[Dataset excerpt]
┄┄┄┄┄┄
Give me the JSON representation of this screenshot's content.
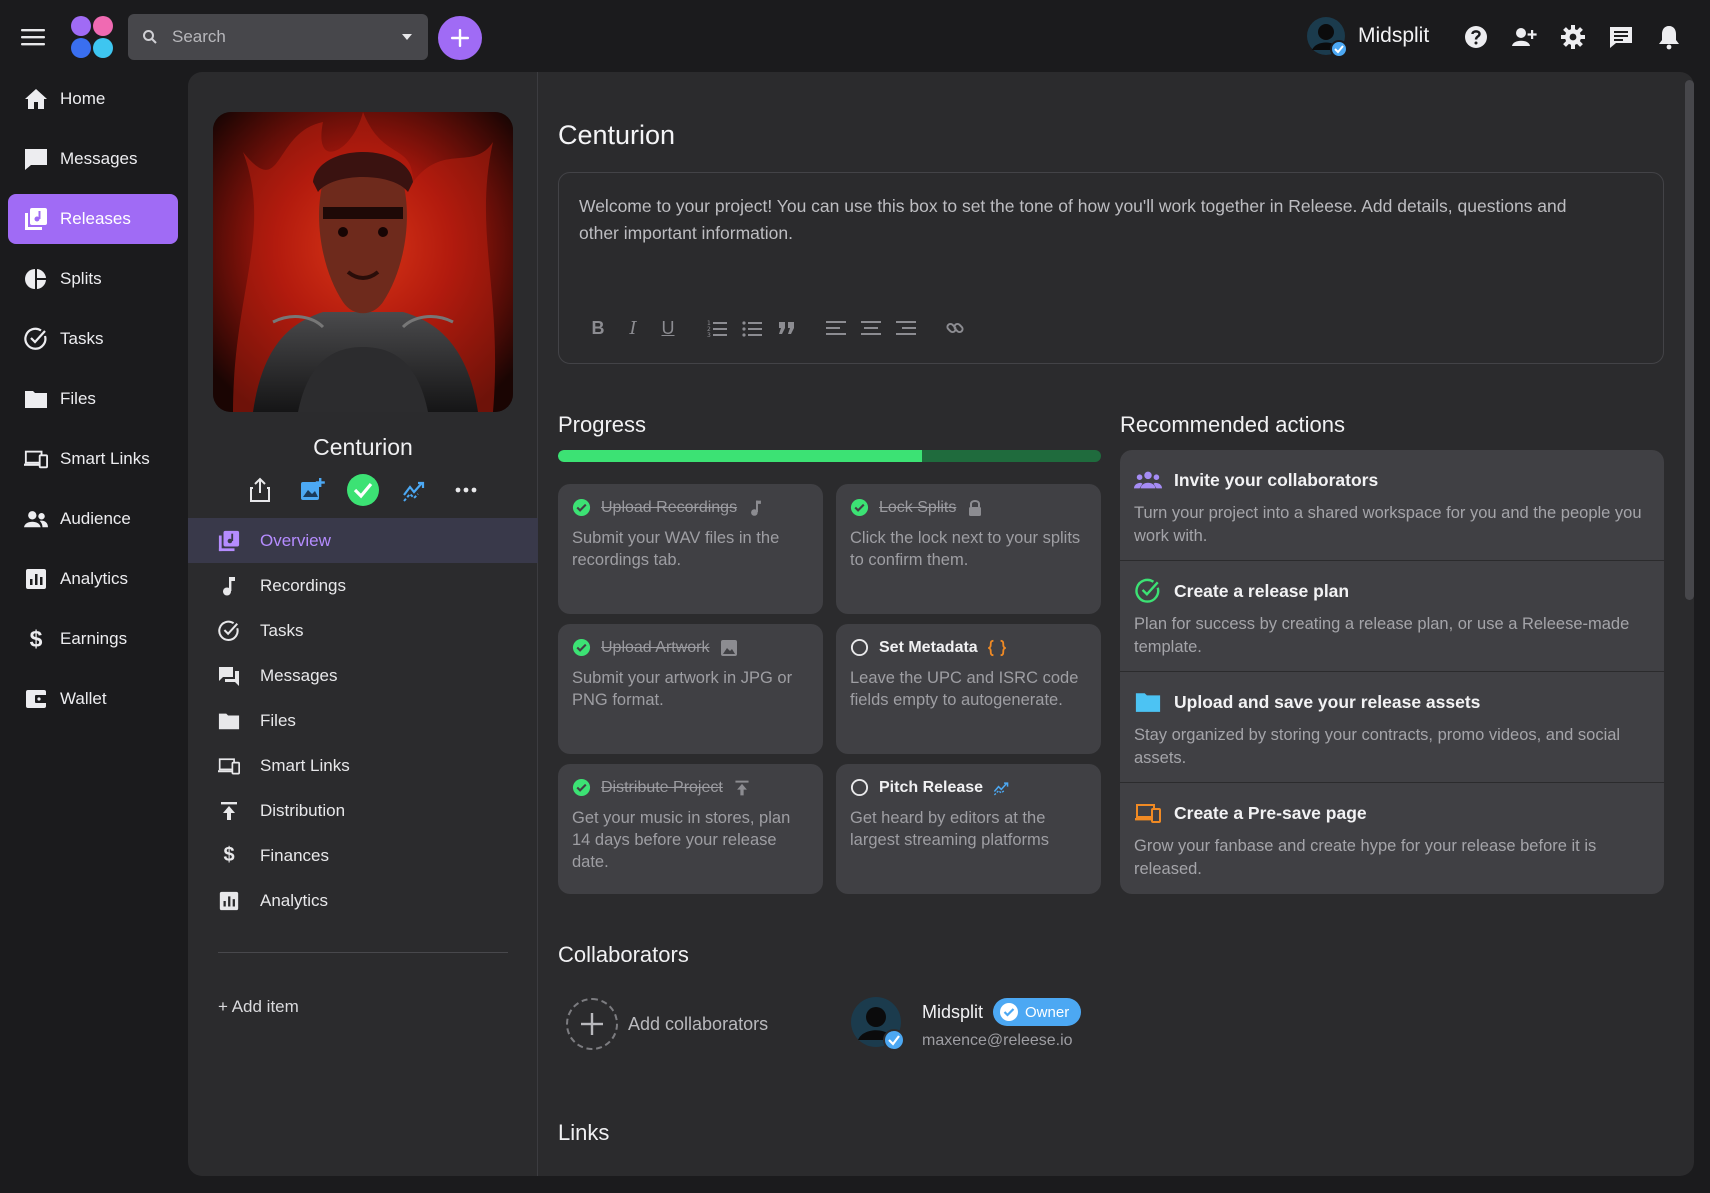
{
  "app": {
    "search_placeholder": "Search",
    "user_name": "Midsplit",
    "accent": "#a06bf5"
  },
  "topbar": {
    "icons": [
      "menu-icon",
      "help-icon",
      "add-user-icon",
      "settings-icon",
      "chat-icon",
      "bell-icon"
    ]
  },
  "nav": {
    "items": [
      {
        "label": "Home",
        "icon": "home-icon"
      },
      {
        "label": "Messages",
        "icon": "message-icon"
      },
      {
        "label": "Releases",
        "icon": "releases-icon",
        "active": true
      },
      {
        "label": "Splits",
        "icon": "pie-icon"
      },
      {
        "label": "Tasks",
        "icon": "check-circle-icon"
      },
      {
        "label": "Files",
        "icon": "folder-icon"
      },
      {
        "label": "Smart Links",
        "icon": "devices-icon"
      },
      {
        "label": "Audience",
        "icon": "people-icon"
      },
      {
        "label": "Analytics",
        "icon": "analytics-icon"
      },
      {
        "label": "Earnings",
        "icon": "dollar-icon"
      },
      {
        "label": "Wallet",
        "icon": "wallet-icon"
      }
    ]
  },
  "project": {
    "title": "Centurion",
    "menu": [
      {
        "label": "Overview",
        "active": true
      },
      {
        "label": "Recordings"
      },
      {
        "label": "Tasks"
      },
      {
        "label": "Messages"
      },
      {
        "label": "Files"
      },
      {
        "label": "Smart Links"
      },
      {
        "label": "Distribution"
      },
      {
        "label": "Finances"
      },
      {
        "label": "Analytics"
      }
    ],
    "add_item": "+ Add item"
  },
  "overview": {
    "title": "Centurion",
    "description": "Welcome to your project! You can use this box to set the tone of how you'll work together in Releese. Add details, questions and other important information.",
    "progress_title": "Progress",
    "progress_fraction": 0.67,
    "progress_cards": [
      {
        "title": "Upload Recordings",
        "desc": "Submit your WAV files in the recordings tab.",
        "done": true
      },
      {
        "title": "Lock Splits",
        "desc": "Click the lock next to your splits to confirm them.",
        "done": true
      },
      {
        "title": "Upload Artwork",
        "desc": "Submit your artwork in JPG or PNG format.",
        "done": true
      },
      {
        "title": "Set Metadata",
        "desc": "Leave the UPC and ISRC code fields empty to autogenerate.",
        "done": false
      },
      {
        "title": "Distribute Project",
        "desc": "Get your music in stores, plan 14 days before your release date.",
        "done": true
      },
      {
        "title": "Pitch Release",
        "desc": "Get heard by editors at the largest streaming platforms",
        "done": false
      }
    ],
    "recommended_title": "Recommended actions",
    "recommended": [
      {
        "title": "Invite your collaborators",
        "desc": "Turn your project into a shared workspace for you and the people you work with."
      },
      {
        "title": "Create a release plan",
        "desc": "Plan for success by creating a release plan, or use a Releese-made template."
      },
      {
        "title": "Upload and save your release assets",
        "desc": "Stay organized by storing your contracts, promo videos, and social assets."
      },
      {
        "title": "Create a Pre-save page",
        "desc": "Grow your fanbase and create hype for your release before it is released."
      }
    ],
    "collaborators_title": "Collaborators",
    "add_collaborators": "Add collaborators",
    "collaborator": {
      "name": "Midsplit",
      "role": "Owner",
      "email": "maxence@releese.io"
    },
    "links_title": "Links"
  }
}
┄┄┄┄┄┄
Transcribe every record above exactly, leaving out the pictures.

ANSWER TO THE PROBLEM:
Give me the JSON representation of this screenshot's content.
{
  "app": {
    "search_placeholder": "Search",
    "user_name": "Midsplit",
    "accent": "#a06bf5"
  },
  "topbar": {
    "icons": [
      "menu-icon",
      "help-icon",
      "add-user-icon",
      "settings-icon",
      "chat-icon",
      "bell-icon"
    ]
  },
  "nav": {
    "items": [
      {
        "label": "Home",
        "icon": "home-icon"
      },
      {
        "label": "Messages",
        "icon": "message-icon"
      },
      {
        "label": "Releases",
        "icon": "releases-icon",
        "active": true
      },
      {
        "label": "Splits",
        "icon": "pie-icon"
      },
      {
        "label": "Tasks",
        "icon": "check-circle-icon"
      },
      {
        "label": "Files",
        "icon": "folder-icon"
      },
      {
        "label": "Smart Links",
        "icon": "devices-icon"
      },
      {
        "label": "Audience",
        "icon": "people-icon"
      },
      {
        "label": "Analytics",
        "icon": "analytics-icon"
      },
      {
        "label": "Earnings",
        "icon": "dollar-icon"
      },
      {
        "label": "Wallet",
        "icon": "wallet-icon"
      }
    ]
  },
  "project": {
    "title": "Centurion",
    "menu": [
      {
        "label": "Overview",
        "active": true
      },
      {
        "label": "Recordings"
      },
      {
        "label": "Tasks"
      },
      {
        "label": "Messages"
      },
      {
        "label": "Files"
      },
      {
        "label": "Smart Links"
      },
      {
        "label": "Distribution"
      },
      {
        "label": "Finances"
      },
      {
        "label": "Analytics"
      }
    ],
    "add_item": "+ Add item"
  },
  "overview": {
    "title": "Centurion",
    "description": "Welcome to your project! You can use this box to set the tone of how you'll work together in Releese. Add details, questions and other important information.",
    "progress_title": "Progress",
    "progress_fraction": 0.67,
    "progress_cards": [
      {
        "title": "Upload Recordings",
        "desc": "Submit your WAV files in the recordings tab.",
        "done": true
      },
      {
        "title": "Lock Splits",
        "desc": "Click the lock next to your splits to confirm them.",
        "done": true
      },
      {
        "title": "Upload Artwork",
        "desc": "Submit your artwork in JPG or PNG format.",
        "done": true
      },
      {
        "title": "Set Metadata",
        "desc": "Leave the UPC and ISRC code fields empty to autogenerate.",
        "done": false
      },
      {
        "title": "Distribute Project",
        "desc": "Get your music in stores, plan 14 days before your release date.",
        "done": true
      },
      {
        "title": "Pitch Release",
        "desc": "Get heard by editors at the largest streaming platforms",
        "done": false
      }
    ],
    "recommended_title": "Recommended actions",
    "recommended": [
      {
        "title": "Invite your collaborators",
        "desc": "Turn your project into a shared workspace for you and the people you work with."
      },
      {
        "title": "Create a release plan",
        "desc": "Plan for success by creating a release plan, or use a Releese-made template."
      },
      {
        "title": "Upload and save your release assets",
        "desc": "Stay organized by storing your contracts, promo videos, and social assets."
      },
      {
        "title": "Create a Pre-save page",
        "desc": "Grow your fanbase and create hype for your release before it is released."
      }
    ],
    "collaborators_title": "Collaborators",
    "add_collaborators": "Add collaborators",
    "collaborator": {
      "name": "Midsplit",
      "role": "Owner",
      "email": "maxence@releese.io"
    },
    "links_title": "Links"
  }
}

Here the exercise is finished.